* _Items from a data source_
++++++

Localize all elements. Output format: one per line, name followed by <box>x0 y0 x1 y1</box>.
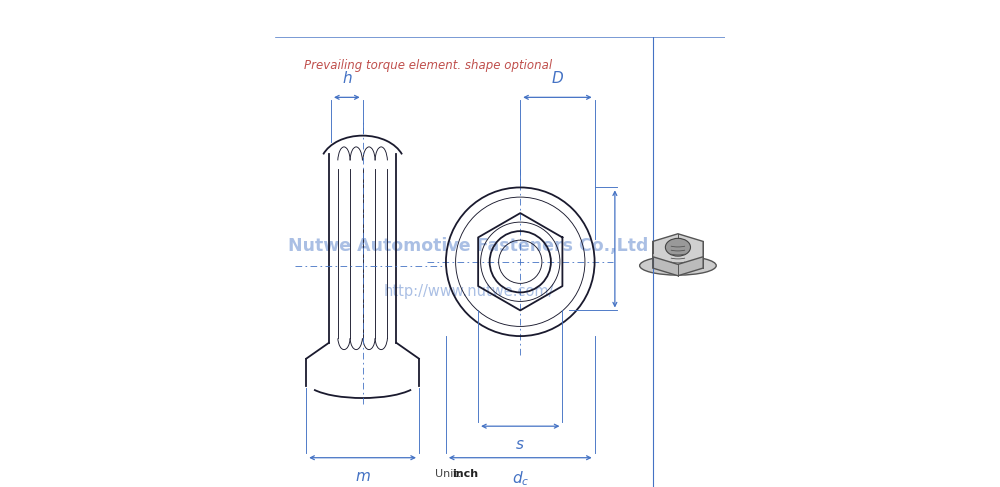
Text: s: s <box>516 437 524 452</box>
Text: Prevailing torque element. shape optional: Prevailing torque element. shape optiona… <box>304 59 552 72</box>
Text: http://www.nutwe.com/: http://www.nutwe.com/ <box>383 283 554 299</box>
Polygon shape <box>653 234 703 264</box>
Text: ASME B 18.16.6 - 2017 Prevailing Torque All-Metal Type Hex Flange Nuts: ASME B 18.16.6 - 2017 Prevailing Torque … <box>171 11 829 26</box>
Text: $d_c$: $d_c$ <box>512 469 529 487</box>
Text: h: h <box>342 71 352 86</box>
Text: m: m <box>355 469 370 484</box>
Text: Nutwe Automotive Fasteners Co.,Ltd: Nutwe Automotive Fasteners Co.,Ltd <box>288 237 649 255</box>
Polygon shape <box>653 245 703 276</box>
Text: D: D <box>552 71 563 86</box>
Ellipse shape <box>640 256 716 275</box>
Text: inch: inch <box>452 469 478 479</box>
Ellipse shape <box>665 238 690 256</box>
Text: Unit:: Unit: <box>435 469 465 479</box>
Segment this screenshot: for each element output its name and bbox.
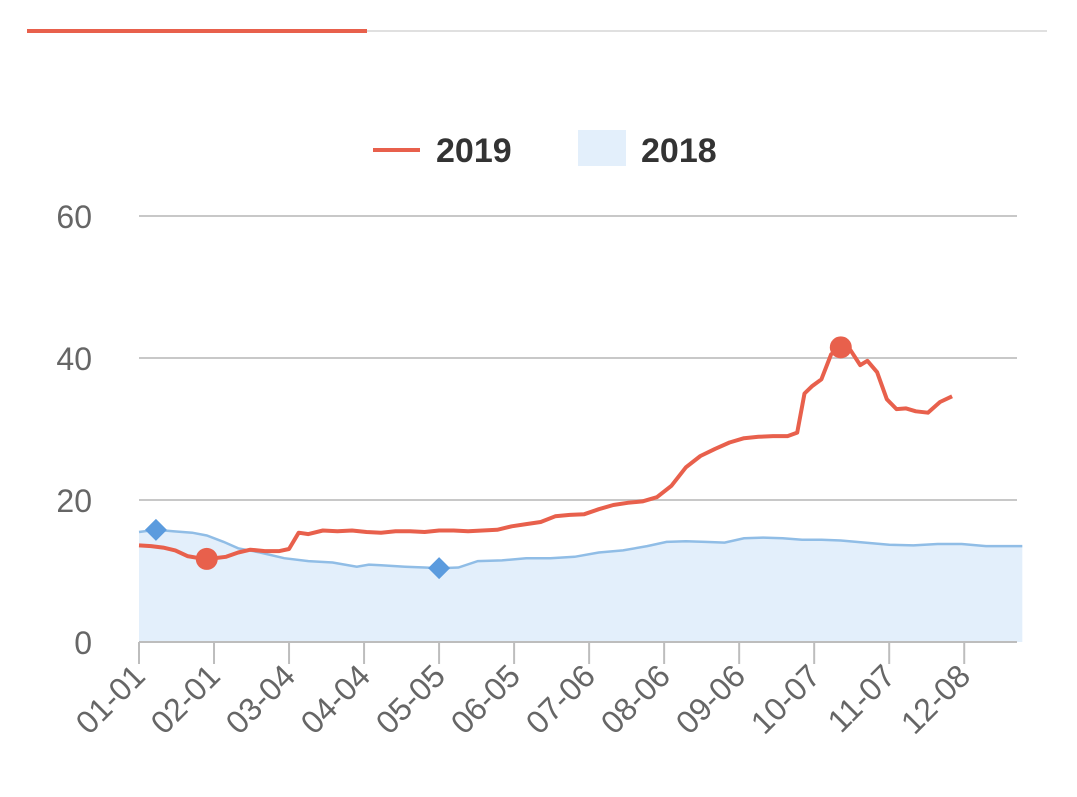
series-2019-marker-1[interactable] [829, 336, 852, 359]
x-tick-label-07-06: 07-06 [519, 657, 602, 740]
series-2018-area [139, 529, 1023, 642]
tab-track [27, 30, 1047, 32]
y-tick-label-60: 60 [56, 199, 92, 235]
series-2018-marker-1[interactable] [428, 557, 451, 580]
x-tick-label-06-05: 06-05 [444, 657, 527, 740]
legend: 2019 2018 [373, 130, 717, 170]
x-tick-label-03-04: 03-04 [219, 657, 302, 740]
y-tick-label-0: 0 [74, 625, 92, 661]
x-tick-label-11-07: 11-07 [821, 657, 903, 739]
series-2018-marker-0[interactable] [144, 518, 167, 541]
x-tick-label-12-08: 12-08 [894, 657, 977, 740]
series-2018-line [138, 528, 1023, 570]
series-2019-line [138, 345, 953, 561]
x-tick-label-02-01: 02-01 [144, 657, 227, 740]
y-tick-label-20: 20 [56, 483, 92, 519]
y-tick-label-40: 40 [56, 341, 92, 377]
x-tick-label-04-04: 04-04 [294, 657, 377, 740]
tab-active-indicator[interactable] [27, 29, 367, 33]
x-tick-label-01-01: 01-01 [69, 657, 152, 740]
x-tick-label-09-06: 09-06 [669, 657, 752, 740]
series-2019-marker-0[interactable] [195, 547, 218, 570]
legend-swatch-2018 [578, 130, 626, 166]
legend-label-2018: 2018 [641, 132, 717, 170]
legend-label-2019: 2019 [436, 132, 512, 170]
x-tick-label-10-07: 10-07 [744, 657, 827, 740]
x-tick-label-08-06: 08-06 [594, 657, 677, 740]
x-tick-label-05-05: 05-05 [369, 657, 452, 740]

++++++

* _What the task requires_
Rewrite everything from the line containing "Text: s: s <box>516 437 524 452</box>" down to the line containing "Ellipse shape <box>665 238 690 256</box>", putting "Polygon outline" in place of "Polygon shape" and changing nothing else.

* _Solution to this task_
Text: s: s <box>516 437 524 452</box>
Text: Prevailing torque element. shape optional: Prevailing torque element. shape optiona… <box>304 59 552 72</box>
Text: http://www.nutwe.com/: http://www.nutwe.com/ <box>383 283 554 299</box>
Polygon outline <box>653 234 703 264</box>
Text: ASME B 18.16.6 - 2017 Prevailing Torque All-Metal Type Hex Flange Nuts: ASME B 18.16.6 - 2017 Prevailing Torque … <box>171 11 829 26</box>
Text: $d_c$: $d_c$ <box>512 469 529 487</box>
Text: h: h <box>342 71 352 86</box>
Text: m: m <box>355 469 370 484</box>
Text: Nutwe Automotive Fasteners Co.,Ltd: Nutwe Automotive Fasteners Co.,Ltd <box>288 237 649 255</box>
Polygon outline <box>653 245 703 276</box>
Text: D: D <box>552 71 563 86</box>
Ellipse shape <box>640 256 716 275</box>
Text: inch: inch <box>452 469 478 479</box>
Ellipse shape <box>665 238 690 256</box>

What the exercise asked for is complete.